● **Stated goal**: Sort through the entries below and pull out lines containing the word "Resources".

Excerpt from a dataset:
>> BEGIN

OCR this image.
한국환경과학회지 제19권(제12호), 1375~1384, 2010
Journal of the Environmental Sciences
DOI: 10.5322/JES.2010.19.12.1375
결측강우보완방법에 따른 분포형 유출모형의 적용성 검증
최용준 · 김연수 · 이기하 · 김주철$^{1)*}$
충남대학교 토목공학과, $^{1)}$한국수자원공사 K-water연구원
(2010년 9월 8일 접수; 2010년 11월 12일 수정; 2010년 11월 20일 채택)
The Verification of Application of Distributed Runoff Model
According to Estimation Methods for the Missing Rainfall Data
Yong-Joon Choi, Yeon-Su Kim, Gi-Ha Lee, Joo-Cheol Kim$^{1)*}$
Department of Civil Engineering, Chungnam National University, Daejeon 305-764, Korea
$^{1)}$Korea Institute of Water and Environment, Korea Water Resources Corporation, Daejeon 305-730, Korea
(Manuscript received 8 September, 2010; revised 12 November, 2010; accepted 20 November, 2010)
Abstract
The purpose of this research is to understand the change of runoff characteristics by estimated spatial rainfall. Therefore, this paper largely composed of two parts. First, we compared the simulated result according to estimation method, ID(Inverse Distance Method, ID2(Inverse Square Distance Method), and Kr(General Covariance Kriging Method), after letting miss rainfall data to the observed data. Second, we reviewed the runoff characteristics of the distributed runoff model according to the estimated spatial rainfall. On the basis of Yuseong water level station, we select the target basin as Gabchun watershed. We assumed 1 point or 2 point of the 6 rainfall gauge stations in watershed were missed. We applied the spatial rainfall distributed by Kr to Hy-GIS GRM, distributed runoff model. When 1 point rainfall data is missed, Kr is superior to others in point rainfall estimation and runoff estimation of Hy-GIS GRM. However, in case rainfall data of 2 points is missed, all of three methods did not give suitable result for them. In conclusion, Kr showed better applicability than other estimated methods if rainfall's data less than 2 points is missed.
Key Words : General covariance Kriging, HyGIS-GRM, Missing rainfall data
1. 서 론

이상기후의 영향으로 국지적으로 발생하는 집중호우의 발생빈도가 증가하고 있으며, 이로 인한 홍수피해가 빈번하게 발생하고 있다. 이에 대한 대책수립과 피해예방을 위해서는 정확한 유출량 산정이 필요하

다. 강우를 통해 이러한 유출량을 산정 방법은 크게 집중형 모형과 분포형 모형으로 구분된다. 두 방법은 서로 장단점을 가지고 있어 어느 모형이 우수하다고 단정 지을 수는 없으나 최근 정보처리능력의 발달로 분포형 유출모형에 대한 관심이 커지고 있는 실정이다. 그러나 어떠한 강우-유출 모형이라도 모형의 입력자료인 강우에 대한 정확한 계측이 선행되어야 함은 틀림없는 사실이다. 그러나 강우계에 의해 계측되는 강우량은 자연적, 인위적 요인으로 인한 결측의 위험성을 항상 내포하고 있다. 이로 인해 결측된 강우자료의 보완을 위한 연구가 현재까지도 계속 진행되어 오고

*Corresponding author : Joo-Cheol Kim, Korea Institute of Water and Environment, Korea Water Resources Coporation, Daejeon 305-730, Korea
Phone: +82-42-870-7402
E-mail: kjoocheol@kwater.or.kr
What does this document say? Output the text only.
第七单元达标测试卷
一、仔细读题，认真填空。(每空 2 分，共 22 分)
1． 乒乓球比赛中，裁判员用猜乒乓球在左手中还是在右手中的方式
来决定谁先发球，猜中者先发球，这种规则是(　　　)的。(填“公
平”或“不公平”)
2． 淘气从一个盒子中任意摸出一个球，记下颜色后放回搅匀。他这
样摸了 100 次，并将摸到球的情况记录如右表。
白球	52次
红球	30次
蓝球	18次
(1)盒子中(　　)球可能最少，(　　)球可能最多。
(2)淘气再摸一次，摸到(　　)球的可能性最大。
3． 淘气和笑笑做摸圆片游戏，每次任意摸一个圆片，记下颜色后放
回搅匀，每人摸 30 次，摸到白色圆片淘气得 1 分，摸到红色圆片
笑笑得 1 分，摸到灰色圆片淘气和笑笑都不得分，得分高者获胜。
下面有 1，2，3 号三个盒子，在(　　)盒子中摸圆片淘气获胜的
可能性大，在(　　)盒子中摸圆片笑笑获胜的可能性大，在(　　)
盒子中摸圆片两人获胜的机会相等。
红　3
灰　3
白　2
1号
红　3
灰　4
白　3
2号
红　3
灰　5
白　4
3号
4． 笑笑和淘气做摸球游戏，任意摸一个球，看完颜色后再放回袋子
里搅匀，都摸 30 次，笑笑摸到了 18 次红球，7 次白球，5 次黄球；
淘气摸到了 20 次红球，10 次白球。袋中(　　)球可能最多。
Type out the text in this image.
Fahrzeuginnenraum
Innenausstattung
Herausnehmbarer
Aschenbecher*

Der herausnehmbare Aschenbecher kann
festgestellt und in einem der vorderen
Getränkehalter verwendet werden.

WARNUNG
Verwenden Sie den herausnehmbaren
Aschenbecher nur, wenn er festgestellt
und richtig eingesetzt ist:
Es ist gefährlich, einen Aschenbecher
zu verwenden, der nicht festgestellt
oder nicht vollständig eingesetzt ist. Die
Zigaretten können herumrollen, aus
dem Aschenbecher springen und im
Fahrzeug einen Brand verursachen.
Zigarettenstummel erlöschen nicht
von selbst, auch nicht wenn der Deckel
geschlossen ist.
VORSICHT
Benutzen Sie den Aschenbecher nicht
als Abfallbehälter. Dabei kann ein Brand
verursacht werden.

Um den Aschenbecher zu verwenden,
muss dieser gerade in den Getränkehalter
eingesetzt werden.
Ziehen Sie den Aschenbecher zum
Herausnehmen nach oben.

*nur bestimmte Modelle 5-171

>> END

● **Result for this task**:
$^{1)}$Korea Institute of Water and Environment, Korea Water Resources Corporation, Daejeon 305-730, Korea
*Corresponding author : Joo-Cheol Kim, Korea Institute of Water and Environment, Korea Water Resources Coporation, Daejeon 305-730, Korea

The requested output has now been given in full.